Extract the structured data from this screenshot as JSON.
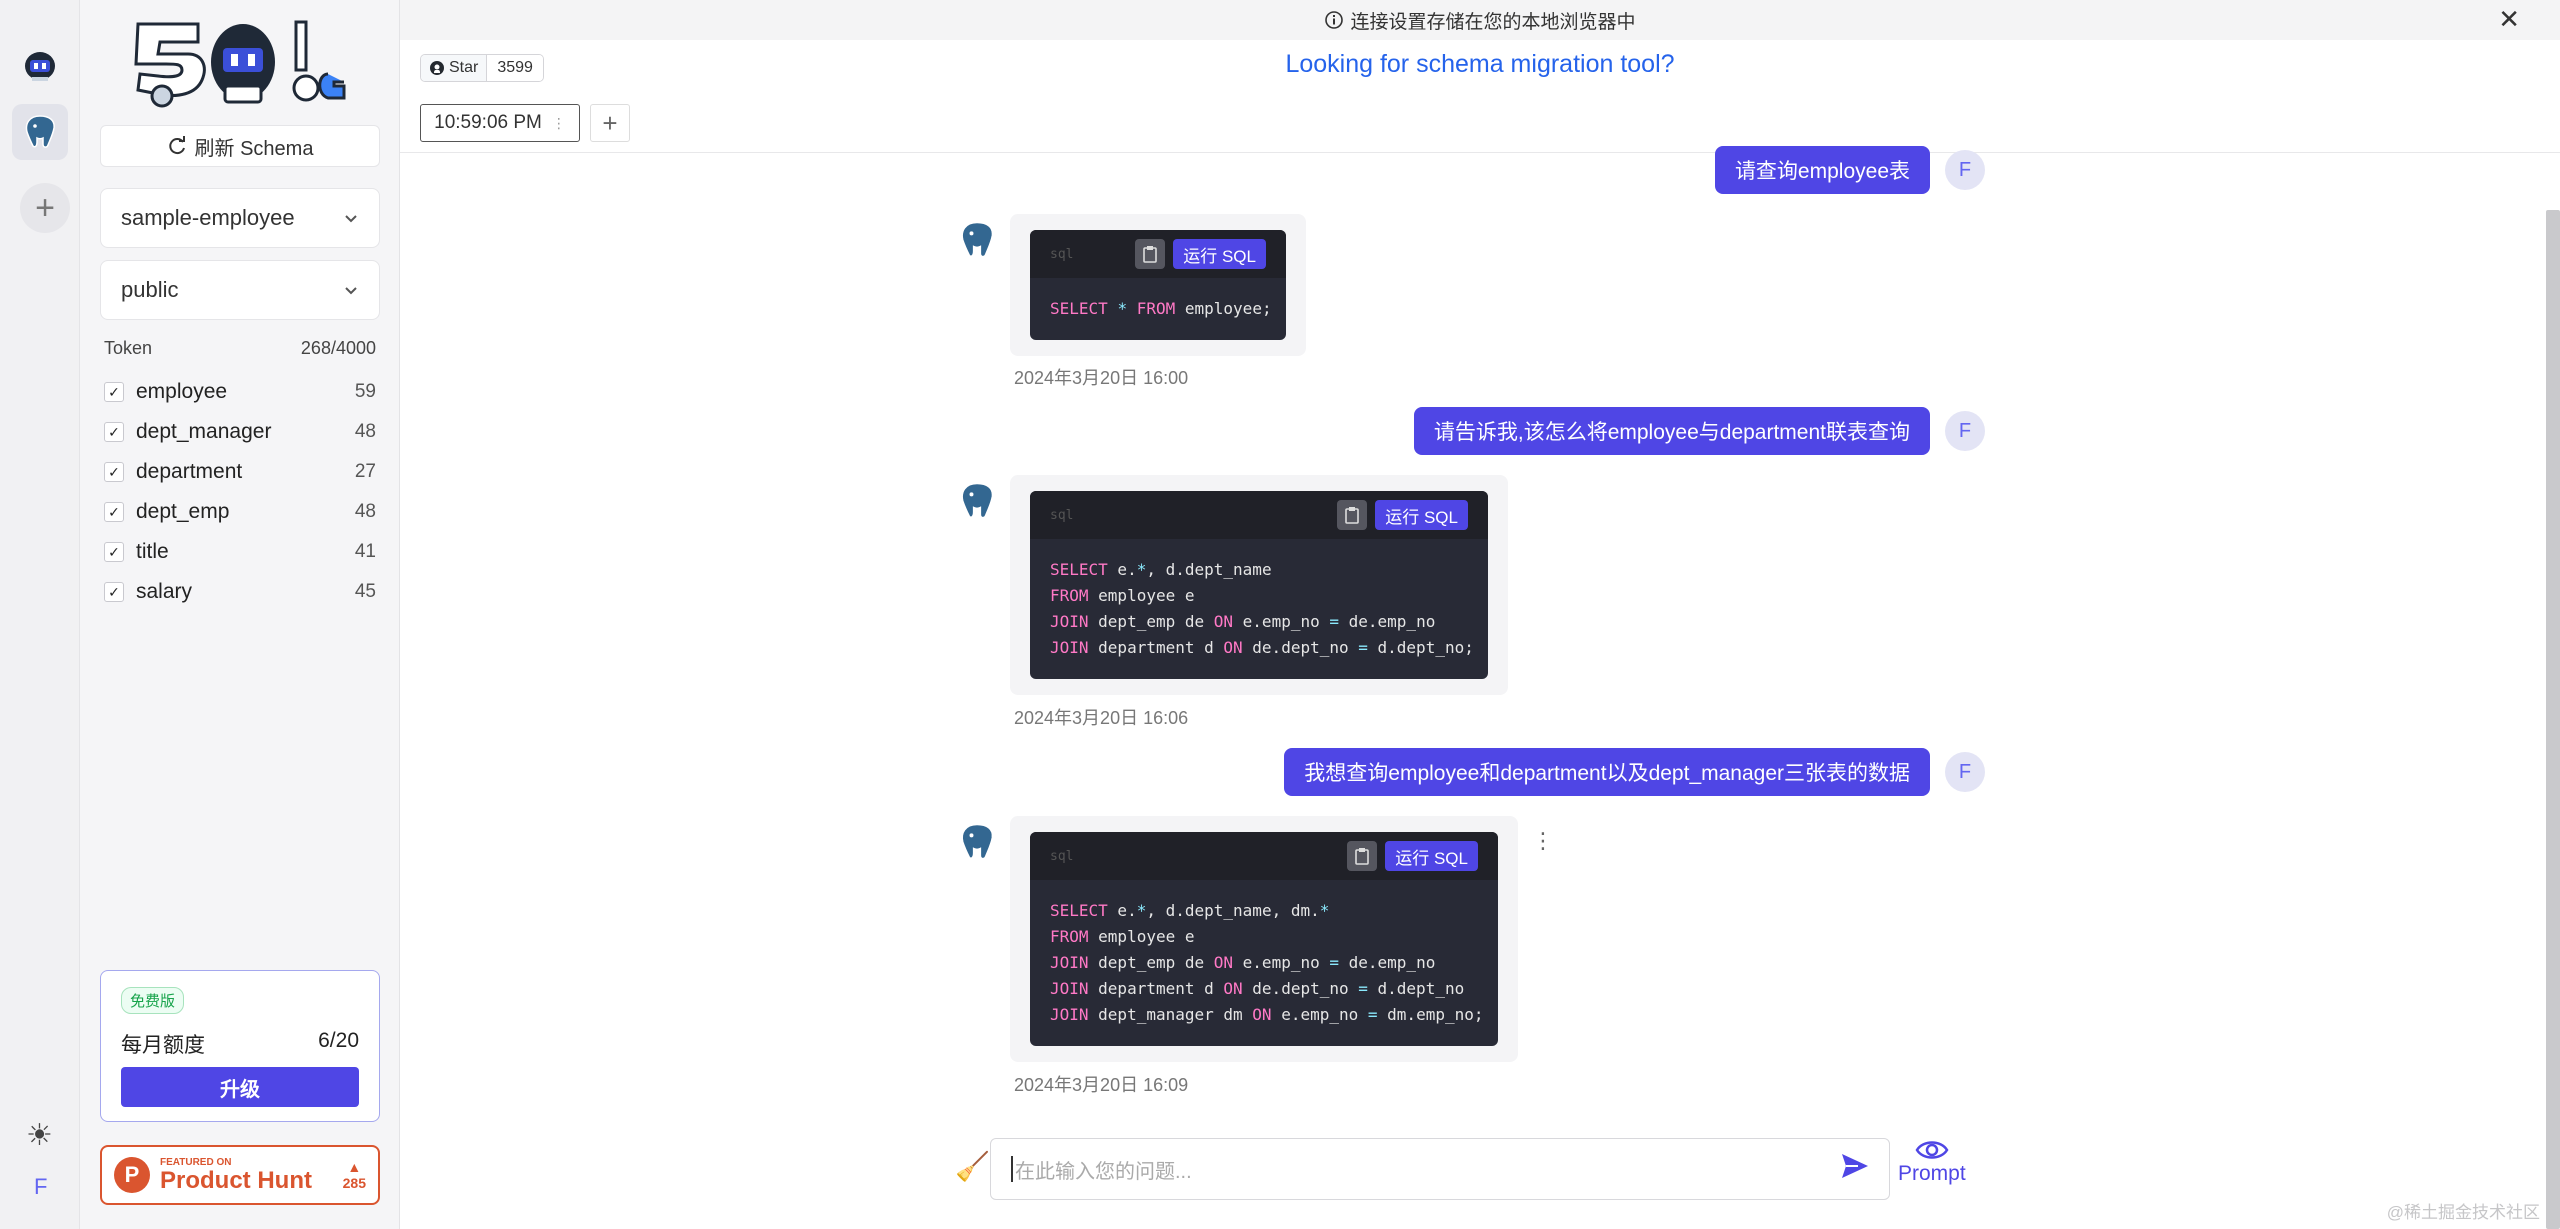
{
  "banner": {
    "text": "连接设置存储在您的本地浏览器中"
  },
  "sidebar": {
    "refresh_label": "刷新 Schema",
    "database": "sample-employee",
    "schema": "public",
    "token_label": "Token",
    "token_value": "268/4000",
    "tables": [
      {
        "name": "employee",
        "count": "59",
        "checked": true
      },
      {
        "name": "dept_manager",
        "count": "48",
        "checked": true
      },
      {
        "name": "department",
        "count": "27",
        "checked": true
      },
      {
        "name": "dept_emp",
        "count": "48",
        "checked": true
      },
      {
        "name": "title",
        "count": "41",
        "checked": true
      },
      {
        "name": "salary",
        "count": "45",
        "checked": true
      }
    ],
    "plan": {
      "badge": "免费版",
      "quota_label": "每月额度",
      "quota_value": "6/20",
      "upgrade_label": "升级"
    },
    "product_hunt": {
      "small": "FEATURED ON",
      "big": "Product Hunt",
      "votes": "285"
    }
  },
  "rail": {
    "user_initial": "F"
  },
  "header": {
    "github_star_label": "Star",
    "github_star_count": "3599",
    "schema_link": "Looking for schema migration tool?",
    "tab_time": "10:59:06 PM"
  },
  "chat": [
    {
      "role": "user",
      "text": "请查询employee表",
      "avatar": "F"
    },
    {
      "role": "bot",
      "lang": "sql",
      "run_label": "运行 SQL",
      "timestamp": "2024年3月20日 16:00"
    },
    {
      "role": "user",
      "text": "请告诉我,该怎么将employee与department联表查询",
      "avatar": "F"
    },
    {
      "role": "bot",
      "lang": "sql",
      "run_label": "运行 SQL",
      "timestamp": "2024年3月20日 16:06"
    },
    {
      "role": "user",
      "text": "我想查询employee和department以及dept_manager三张表的数据",
      "avatar": "F"
    },
    {
      "role": "bot",
      "lang": "sql",
      "run_label": "运行 SQL",
      "timestamp": "2024年3月20日 16:09"
    }
  ],
  "input": {
    "placeholder": "在此输入您的问题..."
  },
  "prompt_label": "Prompt",
  "watermark": "@稀土掘金技术社区",
  "colors": {
    "accent": "#4f46e5",
    "link": "#2563eb",
    "code_bg": "#282a36",
    "keyword": "#ff79c6",
    "operator": "#8be9fd"
  }
}
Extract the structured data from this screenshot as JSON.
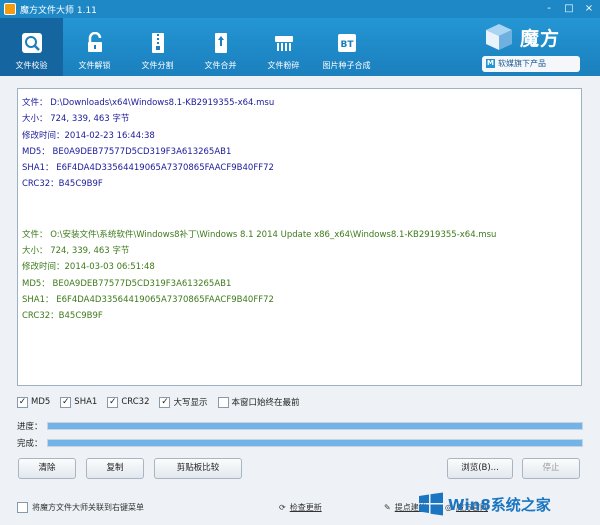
{
  "window": {
    "title": "魔方文件大师 1.11",
    "controls": [
      "-",
      "□",
      "×"
    ]
  },
  "toolbar": {
    "tools": [
      {
        "label": "文件校验",
        "icon": "search-icon",
        "active": true
      },
      {
        "label": "文件解锁",
        "icon": "unlock-icon",
        "active": false
      },
      {
        "label": "文件分割",
        "icon": "zip-icon",
        "active": false
      },
      {
        "label": "文件合并",
        "icon": "merge-icon",
        "active": false
      },
      {
        "label": "文件粉碎",
        "icon": "shredder-icon",
        "active": false
      },
      {
        "label": "图片种子合成",
        "icon": "bt-icon",
        "active": false
      }
    ]
  },
  "brand": {
    "name": "魔方",
    "sub": "软媒旗下产品",
    "sub_icon": "M"
  },
  "results": [
    {
      "color": "#1a1a9a",
      "lines": [
        "文件：  D:\\Downloads\\x64\\Windows8.1-KB2919355-x64.msu",
        "大小：  724, 339, 463 字节",
        "修改时间：2014-02-23 16:44:38",
        "MD5：  BE0A9DEB77577D5CD319F3A613265AB1",
        "SHA1：  E6F4DA4D33564419065A7370865FAACF9B40FF72",
        "CRC32：B45C9B9F"
      ]
    },
    {
      "color": "#3d7a1a",
      "lines": [
        "文件：  O:\\安装文件\\系统软件\\Windows8补丁\\Windows 8.1 2014 Update x86_x64\\Windows8.1-KB2919355-x64.msu",
        "大小：  724, 339, 463 字节",
        "修改时间：2014-03-03 06:51:48",
        "MD5：  BE0A9DEB77577D5CD319F3A613265AB1",
        "SHA1：  E6F4DA4D33564419065A7370865FAACF9B40FF72",
        "CRC32：B45C9B9F"
      ]
    }
  ],
  "options": [
    {
      "label": "MD5",
      "checked": true
    },
    {
      "label": "SHA1",
      "checked": true
    },
    {
      "label": "CRC32",
      "checked": true
    },
    {
      "label": "大写显示",
      "checked": true
    },
    {
      "label": "本窗口始终在最前",
      "checked": false
    }
  ],
  "progress": {
    "current_label": "进度：",
    "current_value": 1.0,
    "total_label": "完成：",
    "total_value": 1.0
  },
  "buttons": {
    "clear": "清除",
    "copy": "复制",
    "compare": "剪贴板比较",
    "browse": "浏览(B)...",
    "stop": "停止"
  },
  "bottom": {
    "associate": "将魔方文件大师关联到右键菜单",
    "update": "检查更新",
    "suggest": "提点建议",
    "website": "魔方官网"
  },
  "watermark": "Win8系统之家"
}
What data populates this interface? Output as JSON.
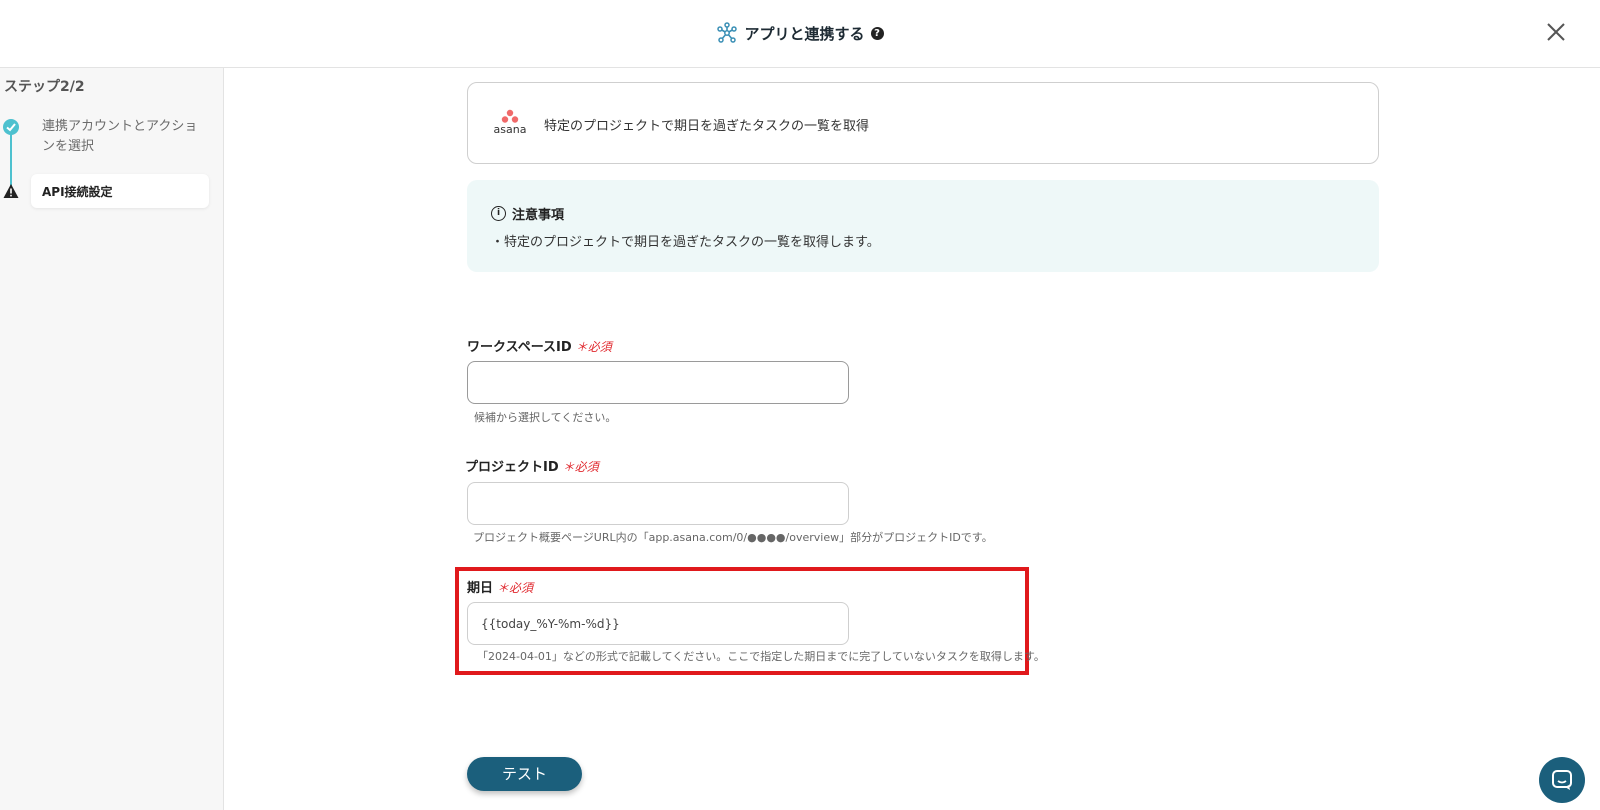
{
  "header": {
    "title": "アプリと連携する",
    "help_icon": "question-circle-icon"
  },
  "sidebar": {
    "step_title": "ステップ2/2",
    "steps": [
      {
        "label": "連携アカウントとアクションを選択",
        "status": "completed",
        "icon": "check-circle-icon"
      },
      {
        "label": "API接続設定",
        "status": "current-warning",
        "icon": "warning-icon"
      }
    ]
  },
  "app_card": {
    "app_name": "asana",
    "action": "特定のプロジェクトで期日を過ぎたタスクの一覧を取得"
  },
  "notice": {
    "title": "注意事項",
    "body": "・特定のプロジェクトで期日を過ぎたタスクの一覧を取得します。"
  },
  "form": {
    "fields": [
      {
        "label": "ワークスペースID",
        "required_mark": "＊必須",
        "value": "",
        "hint": "候補から選択してください。"
      },
      {
        "label": "プロジェクトID",
        "required_mark": "＊必須",
        "value": "",
        "hint": "プロジェクト概要ページURL内の「app.asana.com/0/●●●●/overview」部分がプロジェクトIDです。"
      },
      {
        "label": "期日",
        "required_mark": "＊必須",
        "value": "{{today_%Y-%m-%d}}",
        "hint": "「2024-04-01」などの形式で記載してください。ここで指定した期日までに完了していないタスクを取得します。"
      }
    ]
  },
  "actions": {
    "test_label": "テスト"
  },
  "colors": {
    "accent": "#1b5f7c",
    "step_teal": "#4ec1cf",
    "required_red": "#e0262c",
    "highlight_red": "#e0191c",
    "notice_bg": "#eef8f8"
  }
}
:::
| Requirements |
Every line in the data that holds "text" should be copied out.

| Task response |
    "text": "连接设置存储在您的本地浏览器中"
      "text": "请查询employee表",
      "text": "请告诉我,该怎么将employee与department联表查询",
      "text": "我想查询employee和department以及dept_manager三张表的数据",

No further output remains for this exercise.